[begin Task inputs]

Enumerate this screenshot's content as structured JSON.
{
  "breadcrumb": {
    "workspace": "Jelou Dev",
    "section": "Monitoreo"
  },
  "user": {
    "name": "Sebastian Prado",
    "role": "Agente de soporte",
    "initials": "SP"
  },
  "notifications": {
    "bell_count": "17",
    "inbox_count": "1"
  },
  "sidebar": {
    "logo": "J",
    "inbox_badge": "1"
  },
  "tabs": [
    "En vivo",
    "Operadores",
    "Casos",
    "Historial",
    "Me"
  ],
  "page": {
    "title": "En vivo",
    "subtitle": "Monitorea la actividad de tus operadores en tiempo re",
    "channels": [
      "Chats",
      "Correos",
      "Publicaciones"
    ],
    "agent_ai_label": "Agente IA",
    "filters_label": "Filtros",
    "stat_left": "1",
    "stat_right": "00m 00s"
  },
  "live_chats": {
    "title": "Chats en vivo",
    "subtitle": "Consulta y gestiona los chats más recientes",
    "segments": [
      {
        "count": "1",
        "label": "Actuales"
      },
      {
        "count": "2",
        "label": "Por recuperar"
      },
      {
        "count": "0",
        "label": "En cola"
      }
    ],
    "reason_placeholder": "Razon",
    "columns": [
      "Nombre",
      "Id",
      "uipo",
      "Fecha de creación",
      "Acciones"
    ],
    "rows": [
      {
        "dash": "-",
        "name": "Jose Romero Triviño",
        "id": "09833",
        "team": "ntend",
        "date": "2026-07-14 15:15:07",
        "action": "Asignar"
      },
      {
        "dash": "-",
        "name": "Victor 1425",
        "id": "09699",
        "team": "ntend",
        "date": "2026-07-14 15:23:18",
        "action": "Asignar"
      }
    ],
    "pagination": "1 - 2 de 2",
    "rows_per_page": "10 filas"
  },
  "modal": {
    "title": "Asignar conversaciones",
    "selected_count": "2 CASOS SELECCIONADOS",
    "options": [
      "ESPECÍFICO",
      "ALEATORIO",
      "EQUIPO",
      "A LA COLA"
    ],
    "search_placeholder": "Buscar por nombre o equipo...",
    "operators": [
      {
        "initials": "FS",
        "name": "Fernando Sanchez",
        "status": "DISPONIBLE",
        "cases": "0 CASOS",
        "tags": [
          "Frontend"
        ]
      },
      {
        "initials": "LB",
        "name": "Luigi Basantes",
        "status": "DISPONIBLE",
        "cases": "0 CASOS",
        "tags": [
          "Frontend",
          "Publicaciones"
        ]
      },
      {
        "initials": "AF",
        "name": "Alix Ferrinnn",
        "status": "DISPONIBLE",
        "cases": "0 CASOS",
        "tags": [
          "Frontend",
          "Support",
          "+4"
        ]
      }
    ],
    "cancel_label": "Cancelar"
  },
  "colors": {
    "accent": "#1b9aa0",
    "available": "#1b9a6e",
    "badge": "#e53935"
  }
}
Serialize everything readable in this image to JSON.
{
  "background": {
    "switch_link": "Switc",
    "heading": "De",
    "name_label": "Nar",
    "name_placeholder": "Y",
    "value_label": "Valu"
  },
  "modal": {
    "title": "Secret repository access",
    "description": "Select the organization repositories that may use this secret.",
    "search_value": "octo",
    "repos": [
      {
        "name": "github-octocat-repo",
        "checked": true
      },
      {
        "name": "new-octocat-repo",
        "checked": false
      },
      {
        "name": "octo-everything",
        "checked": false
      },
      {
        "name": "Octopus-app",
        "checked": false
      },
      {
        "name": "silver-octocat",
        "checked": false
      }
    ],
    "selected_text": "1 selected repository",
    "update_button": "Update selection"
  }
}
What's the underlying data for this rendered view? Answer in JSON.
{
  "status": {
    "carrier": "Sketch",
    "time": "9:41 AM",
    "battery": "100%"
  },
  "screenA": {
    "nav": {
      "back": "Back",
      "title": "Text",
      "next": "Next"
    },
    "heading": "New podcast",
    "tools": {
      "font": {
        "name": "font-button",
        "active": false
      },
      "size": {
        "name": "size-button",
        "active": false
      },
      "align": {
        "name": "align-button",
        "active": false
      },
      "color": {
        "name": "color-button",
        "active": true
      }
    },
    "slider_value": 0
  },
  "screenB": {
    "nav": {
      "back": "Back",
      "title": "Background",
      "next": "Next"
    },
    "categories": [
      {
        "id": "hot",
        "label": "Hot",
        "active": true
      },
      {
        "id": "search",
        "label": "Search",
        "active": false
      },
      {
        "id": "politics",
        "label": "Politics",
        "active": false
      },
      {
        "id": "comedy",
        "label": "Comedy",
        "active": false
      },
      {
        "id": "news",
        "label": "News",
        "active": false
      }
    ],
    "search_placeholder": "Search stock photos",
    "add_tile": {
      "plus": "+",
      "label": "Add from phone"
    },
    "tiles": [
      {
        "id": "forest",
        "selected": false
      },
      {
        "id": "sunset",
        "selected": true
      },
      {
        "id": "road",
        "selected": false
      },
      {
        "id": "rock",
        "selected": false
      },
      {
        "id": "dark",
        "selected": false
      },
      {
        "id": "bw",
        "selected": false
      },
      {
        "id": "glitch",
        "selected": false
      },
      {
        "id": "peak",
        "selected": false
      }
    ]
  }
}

[end Task inputs]

## Written exercise
Copy the lines from the entries above in which the word "true" appears.

## Task answer
        "checked": true
        "active": true
        "active": true
        "selected": true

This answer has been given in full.